* Task directions: Please output the lines shown below exactly as they appear.

** start of Input rows **

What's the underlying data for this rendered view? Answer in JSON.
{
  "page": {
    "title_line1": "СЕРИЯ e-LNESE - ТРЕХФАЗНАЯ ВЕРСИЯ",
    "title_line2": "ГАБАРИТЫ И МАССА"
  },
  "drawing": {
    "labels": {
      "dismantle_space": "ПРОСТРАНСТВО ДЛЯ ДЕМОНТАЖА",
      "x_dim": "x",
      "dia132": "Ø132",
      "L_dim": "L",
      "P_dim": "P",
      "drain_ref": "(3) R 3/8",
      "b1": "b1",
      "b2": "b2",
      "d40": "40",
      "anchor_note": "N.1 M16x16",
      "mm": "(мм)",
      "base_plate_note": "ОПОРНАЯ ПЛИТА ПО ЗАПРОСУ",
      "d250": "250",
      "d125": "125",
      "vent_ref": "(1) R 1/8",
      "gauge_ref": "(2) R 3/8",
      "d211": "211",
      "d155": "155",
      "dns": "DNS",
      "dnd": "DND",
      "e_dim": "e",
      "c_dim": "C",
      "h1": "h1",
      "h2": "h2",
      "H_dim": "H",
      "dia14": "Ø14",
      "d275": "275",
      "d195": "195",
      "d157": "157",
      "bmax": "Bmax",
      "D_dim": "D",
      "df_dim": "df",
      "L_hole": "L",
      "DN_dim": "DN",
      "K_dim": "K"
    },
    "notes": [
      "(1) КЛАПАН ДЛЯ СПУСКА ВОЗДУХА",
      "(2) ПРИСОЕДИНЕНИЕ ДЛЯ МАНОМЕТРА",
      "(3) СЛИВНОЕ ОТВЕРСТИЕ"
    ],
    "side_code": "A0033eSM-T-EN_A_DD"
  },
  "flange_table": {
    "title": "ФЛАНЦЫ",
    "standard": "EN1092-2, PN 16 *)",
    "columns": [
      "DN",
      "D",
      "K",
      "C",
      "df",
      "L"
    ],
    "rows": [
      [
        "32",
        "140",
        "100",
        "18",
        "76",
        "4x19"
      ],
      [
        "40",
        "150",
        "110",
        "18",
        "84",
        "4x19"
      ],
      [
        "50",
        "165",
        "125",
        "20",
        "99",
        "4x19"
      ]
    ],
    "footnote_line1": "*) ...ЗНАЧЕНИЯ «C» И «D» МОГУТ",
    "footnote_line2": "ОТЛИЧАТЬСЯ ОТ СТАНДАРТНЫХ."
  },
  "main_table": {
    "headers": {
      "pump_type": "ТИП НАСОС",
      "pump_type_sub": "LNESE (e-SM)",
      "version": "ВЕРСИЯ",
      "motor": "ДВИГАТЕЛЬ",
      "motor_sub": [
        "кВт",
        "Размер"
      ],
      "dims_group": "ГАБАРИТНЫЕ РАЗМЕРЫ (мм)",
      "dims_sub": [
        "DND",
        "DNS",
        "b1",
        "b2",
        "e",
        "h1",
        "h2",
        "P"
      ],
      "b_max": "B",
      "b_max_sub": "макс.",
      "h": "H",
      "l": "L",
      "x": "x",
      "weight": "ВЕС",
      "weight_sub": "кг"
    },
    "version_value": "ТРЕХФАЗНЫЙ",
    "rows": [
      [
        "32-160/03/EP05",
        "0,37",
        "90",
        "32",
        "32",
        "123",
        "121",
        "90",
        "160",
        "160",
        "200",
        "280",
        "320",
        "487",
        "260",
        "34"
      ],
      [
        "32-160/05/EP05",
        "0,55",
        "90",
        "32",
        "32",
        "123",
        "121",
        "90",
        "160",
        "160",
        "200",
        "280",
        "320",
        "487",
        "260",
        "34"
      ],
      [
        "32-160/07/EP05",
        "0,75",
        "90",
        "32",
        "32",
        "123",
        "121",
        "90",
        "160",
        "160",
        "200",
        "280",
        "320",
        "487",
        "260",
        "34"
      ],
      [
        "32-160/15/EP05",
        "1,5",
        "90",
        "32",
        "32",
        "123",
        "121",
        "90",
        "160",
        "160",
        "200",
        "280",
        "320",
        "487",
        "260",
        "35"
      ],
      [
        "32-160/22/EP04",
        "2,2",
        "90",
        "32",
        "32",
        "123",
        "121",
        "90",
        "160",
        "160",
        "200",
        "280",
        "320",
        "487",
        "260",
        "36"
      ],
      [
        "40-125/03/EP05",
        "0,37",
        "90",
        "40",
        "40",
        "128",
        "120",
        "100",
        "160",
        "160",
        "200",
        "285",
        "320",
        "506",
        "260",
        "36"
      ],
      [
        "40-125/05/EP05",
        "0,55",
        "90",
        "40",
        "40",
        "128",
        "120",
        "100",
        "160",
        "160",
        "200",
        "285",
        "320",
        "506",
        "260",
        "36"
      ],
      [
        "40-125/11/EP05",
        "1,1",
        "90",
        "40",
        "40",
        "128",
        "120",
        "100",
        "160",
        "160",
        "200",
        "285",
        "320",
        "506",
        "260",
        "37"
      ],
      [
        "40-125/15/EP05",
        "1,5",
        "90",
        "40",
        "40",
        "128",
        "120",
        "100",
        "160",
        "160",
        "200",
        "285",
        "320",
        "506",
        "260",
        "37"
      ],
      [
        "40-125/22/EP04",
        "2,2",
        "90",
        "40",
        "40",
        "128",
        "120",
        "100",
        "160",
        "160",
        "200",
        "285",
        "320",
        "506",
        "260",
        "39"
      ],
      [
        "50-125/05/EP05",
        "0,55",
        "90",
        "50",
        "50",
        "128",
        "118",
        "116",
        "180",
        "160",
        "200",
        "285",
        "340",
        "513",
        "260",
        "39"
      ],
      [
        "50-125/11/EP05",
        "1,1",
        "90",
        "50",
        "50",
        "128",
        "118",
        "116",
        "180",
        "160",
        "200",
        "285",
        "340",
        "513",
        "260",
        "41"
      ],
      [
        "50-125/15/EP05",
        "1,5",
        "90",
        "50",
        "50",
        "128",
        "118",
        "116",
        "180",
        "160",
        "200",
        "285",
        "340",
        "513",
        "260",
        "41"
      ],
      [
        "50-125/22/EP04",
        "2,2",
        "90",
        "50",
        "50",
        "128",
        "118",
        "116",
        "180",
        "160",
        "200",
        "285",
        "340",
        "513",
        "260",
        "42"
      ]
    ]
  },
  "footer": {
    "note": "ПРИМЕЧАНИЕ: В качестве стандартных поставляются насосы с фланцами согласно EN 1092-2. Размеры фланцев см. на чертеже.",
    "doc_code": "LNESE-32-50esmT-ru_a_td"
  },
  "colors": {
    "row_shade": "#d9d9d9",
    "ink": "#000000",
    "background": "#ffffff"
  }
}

** end of Input rows **

* Response for this exercise:
What's the underlying data for this rendered view? Answer in JSON.
{
  "page": {
    "title_line1": "СЕРИЯ e-LNESE - ТРЕХФАЗНАЯ ВЕРСИЯ",
    "title_line2": "ГАБАРИТЫ И МАССА"
  },
  "drawing": {
    "labels": {
      "dismantle_space": "ПРОСТРАНСТВО ДЛЯ ДЕМОНТАЖА",
      "x_dim": "x",
      "dia132": "Ø132",
      "L_dim": "L",
      "P_dim": "P",
      "drain_ref": "(3) R 3/8",
      "b1": "b1",
      "b2": "b2",
      "d40": "40",
      "anchor_note": "N.1 M16x16",
      "mm": "(мм)",
      "base_plate_note": "ОПОРНАЯ ПЛИТА ПО ЗАПРОСУ",
      "d250": "250",
      "d125": "125",
      "vent_ref": "(1) R 1/8",
      "gauge_ref": "(2) R 3/8",
      "d211": "211",
      "d155": "155",
      "dns": "DNS",
      "dnd": "DND",
      "e_dim": "e",
      "c_dim": "C",
      "h1": "h1",
      "h2": "h2",
      "H_dim": "H",
      "dia14": "Ø14",
      "d275": "275",
      "d195": "195",
      "d157": "157",
      "bmax": "Bmax",
      "D_dim": "D",
      "df_dim": "df",
      "L_hole": "L",
      "DN_dim": "DN",
      "K_dim": "K"
    },
    "notes": [
      "(1) КЛАПАН ДЛЯ СПУСКА ВОЗДУХА",
      "(2) ПРИСОЕДИНЕНИЕ ДЛЯ МАНОМЕТРА",
      "(3) СЛИВНОЕ ОТВЕРСТИЕ"
    ],
    "side_code": "A0033eSM-T-EN_A_DD"
  },
  "flange_table": {
    "title": "ФЛАНЦЫ",
    "standard": "EN1092-2, PN 16 *)",
    "columns": [
      "DN",
      "D",
      "K",
      "C",
      "df",
      "L"
    ],
    "rows": [
      [
        "32",
        "140",
        "100",
        "18",
        "76",
        "4x19"
      ],
      [
        "40",
        "150",
        "110",
        "18",
        "84",
        "4x19"
      ],
      [
        "50",
        "165",
        "125",
        "20",
        "99",
        "4x19"
      ]
    ],
    "footnote_line1": "*) ...ЗНАЧЕНИЯ «C» И «D» МОГУТ",
    "footnote_line2": "ОТЛИЧАТЬСЯ ОТ СТАНДАРТНЫХ."
  },
  "main_table": {
    "headers": {
      "pump_type": "ТИП НАСОС",
      "pump_type_sub": "LNESE (e-SM)",
      "version": "ВЕРСИЯ",
      "motor": "ДВИГАТЕЛЬ",
      "motor_sub": [
        "кВт",
        "Размер"
      ],
      "dims_group": "ГАБАРИТНЫЕ РАЗМЕРЫ (мм)",
      "dims_sub": [
        "DND",
        "DNS",
        "b1",
        "b2",
        "e",
        "h1",
        "h2",
        "P"
      ],
      "b_max": "B",
      "b_max_sub": "макс.",
      "h": "H",
      "l": "L",
      "x": "x",
      "weight": "ВЕС",
      "weight_sub": "кг"
    },
    "version_value": "ТРЕХФАЗНЫЙ",
    "rows": [
      [
        "32-160/03/EP05",
        "0,37",
        "90",
        "32",
        "32",
        "123",
        "121",
        "90",
        "160",
        "160",
        "200",
        "280",
        "320",
        "487",
        "260",
        "34"
      ],
      [
        "32-160/05/EP05",
        "0,55",
        "90",
        "32",
        "32",
        "123",
        "121",
        "90",
        "160",
        "160",
        "200",
        "280",
        "320",
        "487",
        "260",
        "34"
      ],
      [
        "32-160/07/EP05",
        "0,75",
        "90",
        "32",
        "32",
        "123",
        "121",
        "90",
        "160",
        "160",
        "200",
        "280",
        "320",
        "487",
        "260",
        "34"
      ],
      [
        "32-160/15/EP05",
        "1,5",
        "90",
        "32",
        "32",
        "123",
        "121",
        "90",
        "160",
        "160",
        "200",
        "280",
        "320",
        "487",
        "260",
        "35"
      ],
      [
        "32-160/22/EP04",
        "2,2",
        "90",
        "32",
        "32",
        "123",
        "121",
        "90",
        "160",
        "160",
        "200",
        "280",
        "320",
        "487",
        "260",
        "36"
      ],
      [
        "40-125/03/EP05",
        "0,37",
        "90",
        "40",
        "40",
        "128",
        "120",
        "100",
        "160",
        "160",
        "200",
        "285",
        "320",
        "506",
        "260",
        "36"
      ],
      [
        "40-125/05/EP05",
        "0,55",
        "90",
        "40",
        "40",
        "128",
        "120",
        "100",
        "160",
        "160",
        "200",
        "285",
        "320",
        "506",
        "260",
        "36"
      ],
      [
        "40-125/11/EP05",
        "1,1",
        "90",
        "40",
        "40",
        "128",
        "120",
        "100",
        "160",
        "160",
        "200",
        "285",
        "320",
        "506",
        "260",
        "37"
      ],
      [
        "40-125/15/EP05",
        "1,5",
        "90",
        "40",
        "40",
        "128",
        "120",
        "100",
        "160",
        "160",
        "200",
        "285",
        "320",
        "506",
        "260",
        "37"
      ],
      [
        "40-125/22/EP04",
        "2,2",
        "90",
        "40",
        "40",
        "128",
        "120",
        "100",
        "160",
        "160",
        "200",
        "285",
        "320",
        "506",
        "260",
        "39"
      ],
      [
        "50-125/05/EP05",
        "0,55",
        "90",
        "50",
        "50",
        "128",
        "118",
        "116",
        "180",
        "160",
        "200",
        "285",
        "340",
        "513",
        "260",
        "39"
      ],
      [
        "50-125/11/EP05",
        "1,1",
        "90",
        "50",
        "50",
        "128",
        "118",
        "116",
        "180",
        "160",
        "200",
        "285",
        "340",
        "513",
        "260",
        "41"
      ],
      [
        "50-125/15/EP05",
        "1,5",
        "90",
        "50",
        "50",
        "128",
        "118",
        "116",
        "180",
        "160",
        "200",
        "285",
        "340",
        "513",
        "260",
        "41"
      ],
      [
        "50-125/22/EP04",
        "2,2",
        "90",
        "50",
        "50",
        "128",
        "118",
        "116",
        "180",
        "160",
        "200",
        "285",
        "340",
        "513",
        "260",
        "42"
      ]
    ]
  },
  "footer": {
    "note": "ПРИМЕЧАНИЕ: В качестве стандартных поставляются насосы с фланцами согласно EN 1092-2. Размеры фланцев см. на чертеже.",
    "doc_code": "LNESE-32-50esmT-ru_a_td"
  },
  "colors": {
    "row_shade": "#d9d9d9",
    "ink": "#000000",
    "background": "#ffffff"
  }
}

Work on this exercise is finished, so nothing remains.